• [WORK TO COMPLETE] Go through the data below and copy it exactly, skipping every picture.

• [SUPPLIED MATERIAL]

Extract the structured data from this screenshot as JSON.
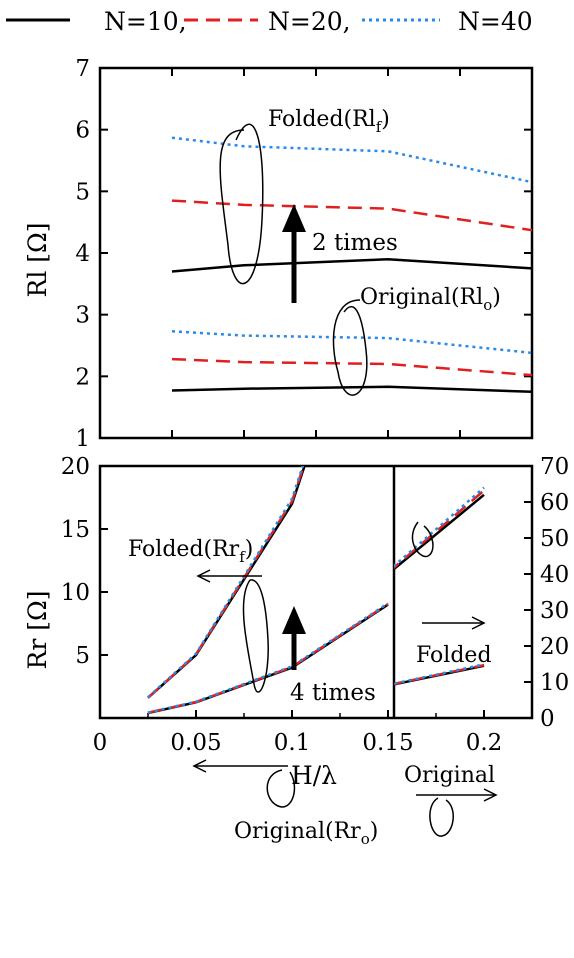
{
  "legend": {
    "entries": [
      {
        "label": "N=10,",
        "color": "#000000",
        "dash": "solid"
      },
      {
        "label": "N=20,",
        "color": "#e02020",
        "dash": "dashed"
      },
      {
        "label": "N=40",
        "color": "#2a8ae8",
        "dash": "dotted"
      }
    ]
  },
  "chart_data": [
    {
      "type": "line",
      "panel": "top",
      "xlabel": "",
      "ylabel": "Rl [Ω]",
      "xlim": [
        0,
        0.15
      ],
      "ylim": [
        1,
        7
      ],
      "yticks": [
        "1",
        "2",
        "3",
        "4",
        "5",
        "6",
        "7"
      ],
      "x": [
        0.025,
        0.05,
        0.1,
        0.15
      ],
      "series": [
        {
          "name": "N=10",
          "group": "Folded",
          "values": [
            3.7,
            3.8,
            3.9,
            3.75
          ]
        },
        {
          "name": "N=20",
          "group": "Folded",
          "values": [
            4.85,
            4.78,
            4.72,
            4.37
          ]
        },
        {
          "name": "N=40",
          "group": "Folded",
          "values": [
            5.87,
            5.73,
            5.65,
            5.15
          ]
        },
        {
          "name": "N=10",
          "group": "Original",
          "values": [
            1.77,
            1.8,
            1.83,
            1.75
          ]
        },
        {
          "name": "N=20",
          "group": "Original",
          "values": [
            2.28,
            2.23,
            2.2,
            2.02
          ]
        },
        {
          "name": "N=40",
          "group": "Original",
          "values": [
            2.73,
            2.66,
            2.62,
            2.38
          ]
        }
      ],
      "annotations": {
        "folded": "Folded(Rl",
        "folded_sub": "f",
        "folded_close": ")",
        "original": "Original(Rl",
        "original_sub": "o",
        "original_close": ")",
        "ratio": "2 times"
      }
    },
    {
      "type": "line",
      "panel": "bottom",
      "xlabel": "H/λ",
      "ylabel": "Rr [Ω]",
      "xlim": [
        0,
        0.225
      ],
      "xticks": [
        "0",
        "0.05",
        "0.1",
        "0.15",
        "0.2"
      ],
      "ylim_left": [
        0,
        20
      ],
      "yticks_left": [
        "5",
        "10",
        "15",
        "20"
      ],
      "ylim_right": [
        0,
        70
      ],
      "yticks_right": [
        "0",
        "10",
        "20",
        "30",
        "40",
        "50",
        "60",
        "70"
      ],
      "left_segment": {
        "x": [
          0.025,
          0.05,
          0.1,
          0.15
        ],
        "series": [
          {
            "name": "N=10",
            "group": "Folded",
            "values": [
              1.6,
              5.0,
              17.0,
              40.0
            ]
          },
          {
            "name": "N=20",
            "group": "Folded",
            "values": [
              1.6,
              5.05,
              17.2,
              40.3
            ]
          },
          {
            "name": "N=40",
            "group": "Folded",
            "values": [
              1.65,
              5.1,
              17.4,
              40.6
            ]
          },
          {
            "name": "N=10",
            "group": "Original",
            "values": [
              0.4,
              1.25,
              4.0,
              9.0
            ]
          },
          {
            "name": "N=20",
            "group": "Original",
            "values": [
              0.42,
              1.27,
              4.05,
              9.05
            ]
          },
          {
            "name": "N=40",
            "group": "Original",
            "values": [
              0.43,
              1.29,
              4.1,
              9.1
            ]
          }
        ]
      },
      "right_segment": {
        "x": [
          0.15,
          0.2
        ],
        "series": [
          {
            "name": "N=10",
            "group": "Folded",
            "values": [
              40.0,
              62.0
            ]
          },
          {
            "name": "N=20",
            "group": "Folded",
            "values": [
              40.4,
              63.2
            ]
          },
          {
            "name": "N=40",
            "group": "Folded",
            "values": [
              40.8,
              64.0
            ]
          },
          {
            "name": "N=10",
            "group": "Original",
            "values": [
              9.0,
              14.5
            ]
          },
          {
            "name": "N=20",
            "group": "Original",
            "values": [
              9.1,
              14.7
            ]
          },
          {
            "name": "N=40",
            "group": "Original",
            "values": [
              9.2,
              14.9
            ]
          }
        ]
      },
      "annotations": {
        "folded": "Folded(Rr",
        "folded_sub": "f",
        "folded_close": ")",
        "original": "Original(Rr",
        "original_sub": "o",
        "original_close": ")",
        "ratio": "4 times",
        "folded_right": "Folded",
        "original_right": "Original"
      }
    }
  ]
}
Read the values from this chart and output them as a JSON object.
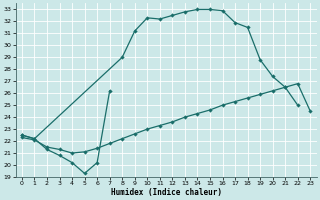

• [WRITTEN ANSWER]
Extract the structured data from this screenshot as JSON.
{
  "legend": {
    "entries": [
      {
        "label": "N=10,",
        "color": "#000000",
        "dash": "solid"
      },
      {
        "label": "N=20,",
        "color": "#e02020",
        "dash": "dashed"
      },
      {
        "label": "N=40",
        "color": "#2a8ae8",
        "dash": "dotted"
      }
    ]
  },
  "chart_data": [
    {
      "type": "line",
      "panel": "top",
      "xlabel": "",
      "ylabel": "Rl [Ω]",
      "xlim": [
        0,
        0.15
      ],
      "ylim": [
        1,
        7
      ],
      "yticks": [
        "1",
        "2",
        "3",
        "4",
        "5",
        "6",
        "7"
      ],
      "x": [
        0.025,
        0.05,
        0.1,
        0.15
      ],
      "series": [
        {
          "name": "N=10",
          "group": "Folded",
          "values": [
            3.7,
            3.8,
            3.9,
            3.75
          ]
        },
        {
          "name": "N=20",
          "group": "Folded",
          "values": [
            4.85,
            4.78,
            4.72,
            4.37
          ]
        },
        {
          "name": "N=40",
          "group": "Folded",
          "values": [
            5.87,
            5.73,
            5.65,
            5.15
          ]
        },
        {
          "name": "N=10",
          "group": "Original",
          "values": [
            1.77,
            1.8,
            1.83,
            1.75
          ]
        },
        {
          "name": "N=20",
          "group": "Original",
          "values": [
            2.28,
            2.23,
            2.2,
            2.02
          ]
        },
        {
          "name": "N=40",
          "group": "Original",
          "values": [
            2.73,
            2.66,
            2.62,
            2.38
          ]
        }
      ],
      "annotations": {
        "folded": "Folded(Rl",
        "folded_sub": "f",
        "folded_close": ")",
        "original": "Original(Rl",
        "original_sub": "o",
        "original_close": ")",
        "ratio": "2 times"
      }
    },
    {
      "type": "line",
      "panel": "bottom",
      "xlabel": "H/λ",
      "ylabel": "Rr [Ω]",
      "xlim": [
        0,
        0.225
      ],
      "xticks": [
        "0",
        "0.05",
        "0.1",
        "0.15",
        "0.2"
      ],
      "ylim_left": [
        0,
        20
      ],
      "yticks_left": [
        "5",
        "10",
        "15",
        "20"
      ],
      "ylim_right": [
        0,
        70
      ],
      "yticks_right": [
        "0",
        "10",
        "20",
        "30",
        "40",
        "50",
        "60",
        "70"
      ],
      "left_segment": {
        "x": [
          0.025,
          0.05,
          0.1,
          0.15
        ],
        "series": [
          {
            "name": "N=10",
            "group": "Folded",
            "values": [
              1.6,
              5.0,
              17.0,
              40.0
            ]
          },
          {
            "name": "N=20",
            "group": "Folded",
            "values": [
              1.6,
              5.05,
              17.2,
              40.3
            ]
          },
          {
            "name": "N=40",
            "group": "Folded",
            "values": [
              1.65,
              5.1,
              17.4,
              40.6
            ]
          },
          {
            "name": "N=10",
            "group": "Original",
            "values": [
              0.4,
              1.25,
              4.0,
              9.0
            ]
          },
          {
            "name": "N=20",
            "group": "Original",
            "values": [
              0.42,
              1.27,
              4.05,
              9.05
            ]
          },
          {
            "name": "N=40",
            "group": "Original",
            "values": [
              0.43,
              1.29,
              4.1,
              9.1
            ]
          }
        ]
      },
      "right_segment": {
        "x": [
          0.15,
          0.2
        ],
        "series": [
          {
            "name": "N=10",
            "group": "Folded",
            "values": [
              40.0,
              62.0
            ]
          },
          {
            "name": "N=20",
            "group": "Folded",
            "values": [
              40.4,
              63.2
            ]
          },
          {
            "name": "N=40",
            "group": "Folded",
            "values": [
              40.8,
              64.0
            ]
          },
          {
            "name": "N=10",
            "group": "Original",
            "values": [
              9.0,
              14.5
            ]
          },
          {
            "name": "N=20",
            "group": "Original",
            "values": [
              9.1,
              14.7
            ]
          },
          {
            "name": "N=40",
            "group": "Original",
            "values": [
              9.2,
              14.9
            ]
          }
        ]
      },
      "annotations": {
        "folded": "Folded(Rr",
        "folded_sub": "f",
        "folded_close": ")",
        "original": "Original(Rr",
        "original_sub": "o",
        "original_close": ")",
        "ratio": "4 times",
        "folded_right": "Folded",
        "original_right": "Original"
      }
    }
  ]
}
Read the values from this chart and output them as a JSON object.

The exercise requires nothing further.